In the data below, find every line that has the string "from", and copy it.

=== Listing ===

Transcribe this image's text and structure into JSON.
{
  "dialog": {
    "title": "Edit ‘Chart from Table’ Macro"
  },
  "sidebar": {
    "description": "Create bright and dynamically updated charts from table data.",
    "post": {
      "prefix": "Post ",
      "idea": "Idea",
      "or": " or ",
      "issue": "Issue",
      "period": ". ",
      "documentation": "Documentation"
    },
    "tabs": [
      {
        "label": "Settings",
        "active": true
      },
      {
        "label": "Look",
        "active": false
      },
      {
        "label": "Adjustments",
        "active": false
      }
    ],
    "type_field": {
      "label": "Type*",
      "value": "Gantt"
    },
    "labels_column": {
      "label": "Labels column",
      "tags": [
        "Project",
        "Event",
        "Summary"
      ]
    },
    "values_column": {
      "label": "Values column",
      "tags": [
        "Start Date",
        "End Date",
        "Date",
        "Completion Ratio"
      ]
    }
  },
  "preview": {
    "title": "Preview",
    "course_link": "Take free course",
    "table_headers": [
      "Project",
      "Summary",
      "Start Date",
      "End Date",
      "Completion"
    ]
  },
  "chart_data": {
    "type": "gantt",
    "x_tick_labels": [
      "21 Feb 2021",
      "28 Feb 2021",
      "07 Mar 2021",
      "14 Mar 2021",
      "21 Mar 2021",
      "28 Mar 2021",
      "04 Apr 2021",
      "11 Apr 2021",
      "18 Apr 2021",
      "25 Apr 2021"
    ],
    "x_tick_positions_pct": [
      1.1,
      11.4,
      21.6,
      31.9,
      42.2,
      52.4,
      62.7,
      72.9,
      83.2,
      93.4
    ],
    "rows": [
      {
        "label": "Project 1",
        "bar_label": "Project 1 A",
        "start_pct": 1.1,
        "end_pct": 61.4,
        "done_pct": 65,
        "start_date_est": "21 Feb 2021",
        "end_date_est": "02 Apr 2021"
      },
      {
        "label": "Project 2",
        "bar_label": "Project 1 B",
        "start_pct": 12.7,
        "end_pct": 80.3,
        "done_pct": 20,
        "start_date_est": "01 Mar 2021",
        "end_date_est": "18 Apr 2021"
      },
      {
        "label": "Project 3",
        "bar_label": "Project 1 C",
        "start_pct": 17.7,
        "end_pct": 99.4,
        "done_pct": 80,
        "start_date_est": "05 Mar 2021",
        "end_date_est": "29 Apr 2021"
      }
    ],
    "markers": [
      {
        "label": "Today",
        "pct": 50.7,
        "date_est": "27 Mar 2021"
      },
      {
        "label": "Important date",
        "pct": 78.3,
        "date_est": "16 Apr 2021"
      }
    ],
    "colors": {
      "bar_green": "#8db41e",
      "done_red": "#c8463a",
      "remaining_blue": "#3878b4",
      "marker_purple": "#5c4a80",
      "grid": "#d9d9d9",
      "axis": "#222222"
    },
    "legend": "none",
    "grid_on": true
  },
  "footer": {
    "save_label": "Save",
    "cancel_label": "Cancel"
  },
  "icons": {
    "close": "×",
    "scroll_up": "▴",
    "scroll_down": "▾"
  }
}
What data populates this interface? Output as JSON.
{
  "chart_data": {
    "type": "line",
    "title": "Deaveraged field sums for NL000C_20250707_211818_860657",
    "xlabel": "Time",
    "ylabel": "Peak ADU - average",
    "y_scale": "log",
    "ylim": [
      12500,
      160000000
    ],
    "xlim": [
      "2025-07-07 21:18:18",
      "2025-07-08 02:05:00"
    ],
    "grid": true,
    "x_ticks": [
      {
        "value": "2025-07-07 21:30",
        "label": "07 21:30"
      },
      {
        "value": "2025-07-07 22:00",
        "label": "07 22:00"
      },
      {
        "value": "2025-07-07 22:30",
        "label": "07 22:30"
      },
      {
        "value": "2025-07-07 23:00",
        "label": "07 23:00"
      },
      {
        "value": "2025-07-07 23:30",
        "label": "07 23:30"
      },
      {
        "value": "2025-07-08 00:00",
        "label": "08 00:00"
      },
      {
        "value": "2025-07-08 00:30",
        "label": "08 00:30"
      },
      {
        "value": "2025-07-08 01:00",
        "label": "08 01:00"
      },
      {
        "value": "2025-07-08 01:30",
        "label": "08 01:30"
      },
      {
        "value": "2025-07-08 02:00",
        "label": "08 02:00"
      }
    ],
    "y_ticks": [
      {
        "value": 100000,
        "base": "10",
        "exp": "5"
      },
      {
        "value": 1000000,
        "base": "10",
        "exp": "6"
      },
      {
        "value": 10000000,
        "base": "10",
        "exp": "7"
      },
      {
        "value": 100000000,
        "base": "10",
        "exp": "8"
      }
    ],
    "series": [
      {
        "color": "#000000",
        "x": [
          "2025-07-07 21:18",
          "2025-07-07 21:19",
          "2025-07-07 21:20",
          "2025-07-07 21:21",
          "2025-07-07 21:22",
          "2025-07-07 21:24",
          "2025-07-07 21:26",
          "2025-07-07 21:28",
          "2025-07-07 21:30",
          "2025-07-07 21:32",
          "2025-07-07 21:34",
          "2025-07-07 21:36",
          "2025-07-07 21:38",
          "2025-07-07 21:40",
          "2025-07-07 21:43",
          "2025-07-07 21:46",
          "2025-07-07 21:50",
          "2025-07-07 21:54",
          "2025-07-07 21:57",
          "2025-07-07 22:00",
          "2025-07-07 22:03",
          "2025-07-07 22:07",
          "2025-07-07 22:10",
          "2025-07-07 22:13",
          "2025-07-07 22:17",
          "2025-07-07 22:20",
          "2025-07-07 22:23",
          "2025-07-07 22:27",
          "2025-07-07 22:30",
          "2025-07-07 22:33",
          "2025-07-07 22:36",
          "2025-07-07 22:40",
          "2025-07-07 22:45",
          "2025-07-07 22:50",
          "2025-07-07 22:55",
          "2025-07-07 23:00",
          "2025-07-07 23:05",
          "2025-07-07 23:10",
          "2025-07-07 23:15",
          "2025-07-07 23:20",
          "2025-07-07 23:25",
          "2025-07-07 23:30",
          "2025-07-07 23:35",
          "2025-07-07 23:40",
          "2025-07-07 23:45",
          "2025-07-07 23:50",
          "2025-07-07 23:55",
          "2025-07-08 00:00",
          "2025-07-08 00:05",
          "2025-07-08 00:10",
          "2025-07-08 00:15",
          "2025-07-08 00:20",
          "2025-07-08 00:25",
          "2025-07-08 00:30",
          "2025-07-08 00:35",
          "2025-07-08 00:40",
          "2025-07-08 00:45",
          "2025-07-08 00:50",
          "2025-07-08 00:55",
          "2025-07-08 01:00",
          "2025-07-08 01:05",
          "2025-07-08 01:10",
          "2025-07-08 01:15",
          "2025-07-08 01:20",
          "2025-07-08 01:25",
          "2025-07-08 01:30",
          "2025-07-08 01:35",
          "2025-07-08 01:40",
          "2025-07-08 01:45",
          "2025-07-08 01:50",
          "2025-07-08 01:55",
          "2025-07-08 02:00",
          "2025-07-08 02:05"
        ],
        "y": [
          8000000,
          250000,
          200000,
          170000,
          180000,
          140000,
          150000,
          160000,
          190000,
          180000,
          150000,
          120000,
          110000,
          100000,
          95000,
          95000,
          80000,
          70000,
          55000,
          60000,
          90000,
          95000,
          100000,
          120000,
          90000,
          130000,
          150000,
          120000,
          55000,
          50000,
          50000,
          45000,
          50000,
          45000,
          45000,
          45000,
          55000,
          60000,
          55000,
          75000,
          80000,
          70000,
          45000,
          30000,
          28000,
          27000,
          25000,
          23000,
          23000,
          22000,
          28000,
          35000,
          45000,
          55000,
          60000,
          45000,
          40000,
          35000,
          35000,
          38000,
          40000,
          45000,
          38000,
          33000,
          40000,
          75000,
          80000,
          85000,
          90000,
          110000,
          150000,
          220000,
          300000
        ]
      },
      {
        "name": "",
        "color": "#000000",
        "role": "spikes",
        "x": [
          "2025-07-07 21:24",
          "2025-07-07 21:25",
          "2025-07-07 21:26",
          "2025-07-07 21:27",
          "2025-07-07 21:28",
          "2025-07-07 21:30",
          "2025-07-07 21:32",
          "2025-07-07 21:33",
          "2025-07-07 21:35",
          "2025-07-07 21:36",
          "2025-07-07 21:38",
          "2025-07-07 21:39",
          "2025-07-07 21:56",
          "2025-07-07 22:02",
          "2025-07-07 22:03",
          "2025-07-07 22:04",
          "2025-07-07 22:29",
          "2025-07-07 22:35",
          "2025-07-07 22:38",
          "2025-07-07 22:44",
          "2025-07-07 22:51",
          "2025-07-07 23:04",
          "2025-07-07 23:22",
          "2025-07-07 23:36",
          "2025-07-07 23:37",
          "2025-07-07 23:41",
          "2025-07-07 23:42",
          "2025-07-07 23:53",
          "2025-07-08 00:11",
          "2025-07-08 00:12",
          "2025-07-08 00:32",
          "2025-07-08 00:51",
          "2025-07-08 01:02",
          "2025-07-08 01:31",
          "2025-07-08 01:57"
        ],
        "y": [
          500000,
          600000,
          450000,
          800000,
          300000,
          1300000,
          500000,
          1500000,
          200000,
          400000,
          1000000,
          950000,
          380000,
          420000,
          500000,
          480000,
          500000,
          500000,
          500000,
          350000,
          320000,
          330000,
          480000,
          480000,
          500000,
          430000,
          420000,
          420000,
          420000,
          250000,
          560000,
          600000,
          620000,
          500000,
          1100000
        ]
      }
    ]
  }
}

===

* [Exercise solution]
    "title": "Edit ‘Chart from Table’ Macro"
    "description": "Create bright and dynamically updated charts from table data.",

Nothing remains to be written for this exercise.